(Figure content listings)
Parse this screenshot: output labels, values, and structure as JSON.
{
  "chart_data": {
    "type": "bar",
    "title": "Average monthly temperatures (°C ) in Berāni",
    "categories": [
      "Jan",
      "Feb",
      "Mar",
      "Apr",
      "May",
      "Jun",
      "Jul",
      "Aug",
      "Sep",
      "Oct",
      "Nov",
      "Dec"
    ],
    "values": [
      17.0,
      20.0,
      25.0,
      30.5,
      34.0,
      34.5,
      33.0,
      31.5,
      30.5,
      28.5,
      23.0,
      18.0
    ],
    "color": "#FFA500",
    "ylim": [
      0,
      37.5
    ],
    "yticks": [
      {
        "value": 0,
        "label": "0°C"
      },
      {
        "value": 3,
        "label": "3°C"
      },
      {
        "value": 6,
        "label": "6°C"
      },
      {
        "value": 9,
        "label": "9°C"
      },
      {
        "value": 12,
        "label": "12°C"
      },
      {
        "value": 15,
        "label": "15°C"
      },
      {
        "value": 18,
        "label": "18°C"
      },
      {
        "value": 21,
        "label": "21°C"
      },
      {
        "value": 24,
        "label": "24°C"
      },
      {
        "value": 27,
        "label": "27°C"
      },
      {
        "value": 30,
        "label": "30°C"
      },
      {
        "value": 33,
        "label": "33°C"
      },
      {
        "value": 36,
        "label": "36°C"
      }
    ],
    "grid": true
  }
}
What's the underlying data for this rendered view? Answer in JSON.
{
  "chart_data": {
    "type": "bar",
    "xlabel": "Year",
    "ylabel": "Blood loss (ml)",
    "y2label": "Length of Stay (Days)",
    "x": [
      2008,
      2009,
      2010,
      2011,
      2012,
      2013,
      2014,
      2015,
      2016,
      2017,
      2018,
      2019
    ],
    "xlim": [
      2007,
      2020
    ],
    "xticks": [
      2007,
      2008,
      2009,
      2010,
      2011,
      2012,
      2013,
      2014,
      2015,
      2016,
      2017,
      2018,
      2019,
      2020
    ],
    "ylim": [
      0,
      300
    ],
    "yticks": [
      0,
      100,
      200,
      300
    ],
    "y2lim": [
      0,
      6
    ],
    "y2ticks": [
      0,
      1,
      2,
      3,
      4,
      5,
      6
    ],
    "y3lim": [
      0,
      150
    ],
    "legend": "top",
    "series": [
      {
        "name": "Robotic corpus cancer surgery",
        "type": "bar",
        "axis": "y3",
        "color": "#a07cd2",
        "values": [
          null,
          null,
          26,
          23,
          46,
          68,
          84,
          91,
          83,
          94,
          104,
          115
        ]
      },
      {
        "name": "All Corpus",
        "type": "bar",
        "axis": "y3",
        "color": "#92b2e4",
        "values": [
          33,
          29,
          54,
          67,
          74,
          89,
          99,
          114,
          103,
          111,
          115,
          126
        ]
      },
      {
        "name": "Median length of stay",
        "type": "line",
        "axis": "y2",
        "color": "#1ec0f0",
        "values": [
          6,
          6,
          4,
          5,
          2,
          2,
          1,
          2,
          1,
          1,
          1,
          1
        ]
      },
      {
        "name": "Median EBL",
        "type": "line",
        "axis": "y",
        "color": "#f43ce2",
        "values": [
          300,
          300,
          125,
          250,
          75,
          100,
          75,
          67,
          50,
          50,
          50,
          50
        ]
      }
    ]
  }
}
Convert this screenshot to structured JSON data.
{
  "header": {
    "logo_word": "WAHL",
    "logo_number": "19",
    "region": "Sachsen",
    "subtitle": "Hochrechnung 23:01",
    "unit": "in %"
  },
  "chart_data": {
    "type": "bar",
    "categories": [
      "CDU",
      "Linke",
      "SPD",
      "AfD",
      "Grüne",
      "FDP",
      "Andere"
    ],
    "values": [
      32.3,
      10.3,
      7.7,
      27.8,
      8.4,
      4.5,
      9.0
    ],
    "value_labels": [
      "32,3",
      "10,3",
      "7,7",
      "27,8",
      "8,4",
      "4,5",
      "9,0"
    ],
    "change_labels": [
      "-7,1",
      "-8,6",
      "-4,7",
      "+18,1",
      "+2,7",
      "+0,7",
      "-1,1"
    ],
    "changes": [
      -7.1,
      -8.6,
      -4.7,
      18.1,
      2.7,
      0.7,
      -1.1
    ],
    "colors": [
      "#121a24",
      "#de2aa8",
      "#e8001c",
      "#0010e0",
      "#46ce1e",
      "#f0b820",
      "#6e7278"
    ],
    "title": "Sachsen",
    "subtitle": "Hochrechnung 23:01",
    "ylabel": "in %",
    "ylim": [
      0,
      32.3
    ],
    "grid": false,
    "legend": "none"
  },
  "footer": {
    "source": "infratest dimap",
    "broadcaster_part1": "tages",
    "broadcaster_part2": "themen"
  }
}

Work instructions:
Each entry is to be returned in full, character for character.

Exercise answer:
Parse this screenshot: output labels, values, and structure as JSON.
{
  "chart_data": {
    "type": "bar",
    "title": "Average monthly temperatures (°C ) in Berāni",
    "categories": [
      "Jan",
      "Feb",
      "Mar",
      "Apr",
      "May",
      "Jun",
      "Jul",
      "Aug",
      "Sep",
      "Oct",
      "Nov",
      "Dec"
    ],
    "values": [
      17.0,
      20.0,
      25.0,
      30.5,
      34.0,
      34.5,
      33.0,
      31.5,
      30.5,
      28.5,
      23.0,
      18.0
    ],
    "color": "#FFA500",
    "ylim": [
      0,
      37.5
    ],
    "yticks": [
      {
        "value": 0,
        "label": "0°C"
      },
      {
        "value": 3,
        "label": "3°C"
      },
      {
        "value": 6,
        "label": "6°C"
      },
      {
        "value": 9,
        "label": "9°C"
      },
      {
        "value": 12,
        "label": "12°C"
      },
      {
        "value": 15,
        "label": "15°C"
      },
      {
        "value": 18,
        "label": "18°C"
      },
      {
        "value": 21,
        "label": "21°C"
      },
      {
        "value": 24,
        "label": "24°C"
      },
      {
        "value": 27,
        "label": "27°C"
      },
      {
        "value": 30,
        "label": "30°C"
      },
      {
        "value": 33,
        "label": "33°C"
      },
      {
        "value": 36,
        "label": "36°C"
      }
    ],
    "grid": true
  }
}
What's the underlying data for this rendered view? Answer in JSON.
{
  "chart_data": {
    "type": "bar",
    "xlabel": "Year",
    "ylabel": "Blood loss (ml)",
    "y2label": "Length of Stay (Days)",
    "x": [
      2008,
      2009,
      2010,
      2011,
      2012,
      2013,
      2014,
      2015,
      2016,
      2017,
      2018,
      2019
    ],
    "xlim": [
      2007,
      2020
    ],
    "xticks": [
      2007,
      2008,
      2009,
      2010,
      2011,
      2012,
      2013,
      2014,
      2015,
      2016,
      2017,
      2018,
      2019,
      2020
    ],
    "ylim": [
      0,
      300
    ],
    "yticks": [
      0,
      100,
      200,
      300
    ],
    "y2lim": [
      0,
      6
    ],
    "y2ticks": [
      0,
      1,
      2,
      3,
      4,
      5,
      6
    ],
    "y3lim": [
      0,
      150
    ],
    "legend": "top",
    "series": [
      {
        "name": "Robotic corpus cancer surgery",
        "type": "bar",
        "axis": "y3",
        "color": "#a07cd2",
        "values": [
          null,
          null,
          26,
          23,
          46,
          68,
          84,
          91,
          83,
          94,
          104,
          115
        ]
      },
      {
        "name": "All Corpus",
        "type": "bar",
        "axis": "y3",
        "color": "#92b2e4",
        "values": [
          33,
          29,
          54,
          67,
          74,
          89,
          99,
          114,
          103,
          111,
          115,
          126
        ]
      },
      {
        "name": "Median length of stay",
        "type": "line",
        "axis": "y2",
        "color": "#1ec0f0",
        "values": [
          6,
          6,
          4,
          5,
          2,
          2,
          1,
          2,
          1,
          1,
          1,
          1
        ]
      },
      {
        "name": "Median EBL",
        "type": "line",
        "axis": "y",
        "color": "#f43ce2",
        "values": [
          300,
          300,
          125,
          250,
          75,
          100,
          75,
          67,
          50,
          50,
          50,
          50
        ]
      }
    ]
  }
}
Convert this screenshot to structured JSON data.
{
  "header": {
    "logo_word": "WAHL",
    "logo_number": "19",
    "region": "Sachsen",
    "subtitle": "Hochrechnung 23:01",
    "unit": "in %"
  },
  "chart_data": {
    "type": "bar",
    "categories": [
      "CDU",
      "Linke",
      "SPD",
      "AfD",
      "Grüne",
      "FDP",
      "Andere"
    ],
    "values": [
      32.3,
      10.3,
      7.7,
      27.8,
      8.4,
      4.5,
      9.0
    ],
    "value_labels": [
      "32,3",
      "10,3",
      "7,7",
      "27,8",
      "8,4",
      "4,5",
      "9,0"
    ],
    "change_labels": [
      "-7,1",
      "-8,6",
      "-4,7",
      "+18,1",
      "+2,7",
      "+0,7",
      "-1,1"
    ],
    "changes": [
      -7.1,
      -8.6,
      -4.7,
      18.1,
      2.7,
      0.7,
      -1.1
    ],
    "colors": [
      "#121a24",
      "#de2aa8",
      "#e8001c",
      "#0010e0",
      "#46ce1e",
      "#f0b820",
      "#6e7278"
    ],
    "title": "Sachsen",
    "subtitle": "Hochrechnung 23:01",
    "ylabel": "in %",
    "ylim": [
      0,
      32.3
    ],
    "grid": false,
    "legend": "none"
  },
  "footer": {
    "source": "infratest dimap",
    "broadcaster_part1": "tages",
    "broadcaster_part2": "themen"
  }
}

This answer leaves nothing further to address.